INSTRUCTION 1: Decide whether each statement agrees with the passage about the Mossynoecians below, answering yes or no and quoting the deciding words: (a) each canoe carried three men; (b) the attackers wore iron helmets; (c) the Hellenes who followed the attacking party acted under the generals' orders.
INSTRUCTION 2: Reproduce the part of the passage about the Mossynoecians below starting with "On this understanding, they" and going on through "of the shaft.".

PASSAGE GIVEN:

=-=-=

On this understanding, they exchanged pledges and were gone. The next day they returned, bringing three hundred canoes, each hollowed out of a single trunk. There were three men in each, two of whom disembarked and fell into rank, whilst the third remained. Then the one set took the boats and sailed back again, whilst the other two-thirds who remained marshalled themselves in the following way. They stood in rows of about a hundred each, like the rows of dancers in a chorus, standing vis-a-vis to one another, and all bearing wicker shields, made of white oxhide, shaggy, and shaped like an ivy leaf; in the right hand they brandished a javelin about six cubits long, with a lance in front, and rounded like a ball at the butt end of the shaft.

Their bodies were clad in short frocks, scarcely reaching to the knees and in texture closely resembling that of a linen bedclothes' bag; on their heads they wore leathern helmets just like the Paphlagonian helmet, with a tuft of hair in the middle, as like a tiara in shape as possible. They carried moreover iron battle-axes. Then one of them gave, as it were, the key-note and started, while the rest, taking up the strain and the step, followed singing and marking time. Passing through the various corps and heavy armed battalions of the Hellenes, they marched straight against the enemy, to what appeared the most assailable of his fortresses. It was situated in front of the city, or mother city, as it is called, which latter contains the high citadel of the Mossynoecians. This citadel was the real bone of contention, the occupants at any time being acknowledged as the masters of all the other Mossynoecians. The present holders (so it was explained) had no right to its possession; for the sake of self-aggrandisement they had seized what was really common property.

Some of the Hellenes followed the attacking party, not under the orders of the generals, but for the sake of plunder. As they advanced, the enemy for a while kept quiet; but as they got near the place, they made a sortie and routed them, killing several of the barbarians as well as some of the Hellenes who had gone up with them; and so pursued them until they saw the Hellenes advancing to the rescue. Then they turned round and made off, first cutting off the heads of the dead men and flaunting them in the face of the Hellenes and of their own private foes, dancing the while and singing in a measured strain. But the Hellenes were much vexed to think that their foes had only been rendered bolder, while the Hellenes who had formed part of the expedition had turned tail and fled, in spite of their numbers; a thing which had not happened previously during the whole expedition. So Xenophon called a meeting of the Hellenes and spoke as follows: "Soldiers, do not in any wise be cast down by what has happened, be sure that good no less than evil will be the result; for to begin with, you now know certainly that those who are going to guide us are in very deed hostile to those with whom necessity drives us to quarrel; and, in the next place, some of our own body, these Hellenes who have made so light of orderly array and conjoint action with ourselves, as though they must needs achieve in the company of barbarians all they could with ourselves, have paid the penalty and been taught a lesson, so that another time they will be less prone to leave our ranks. But you must be prepared to show these friendly barbarians that you are of a better sort, and prove to the enemy that battle with the undisciplined is one thing, but with men like yourselves another."

=-=-=

SUPPLIED DATA:
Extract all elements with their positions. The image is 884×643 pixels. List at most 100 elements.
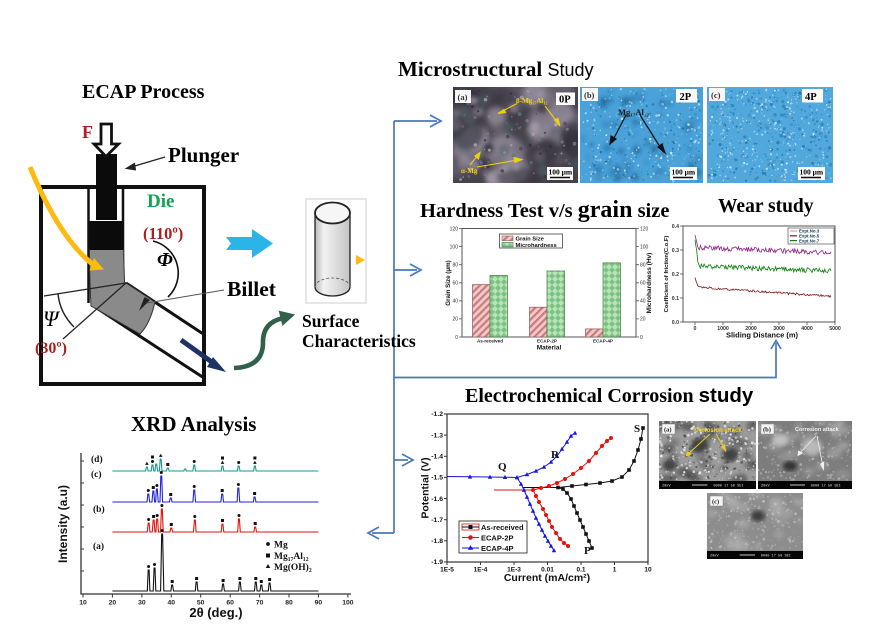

=-=-=

FULL OUTPUT 1:
(a) Yes: "There were three men in each"
(b) No: "on their heads they wore leathern helmets"
(c) No: "not under the orders of the generals, but for the sake of plunder"

FULL OUTPUT 2:
On this understanding, they exchanged pledges and were gone. The next day they returned, bringing three hundred canoes, each hollowed out of a single trunk. There were three men in each, two of whom disembarked and fell into rank, whilst the third remained. Then the one set took the boats and sailed back again, whilst the other two-thirds who remained marshalled themselves in the following way. They stood in rows of about a hundred each, like the rows of dancers in a chorus, standing vis-a-vis to one another, and all bearing wicker shields, made of white oxhide, shaggy, and shaped like an ivy leaf; in the right hand they brandished a javelin about six cubits long, with a lance in front, and rounded like a ball at the butt end of the shaft.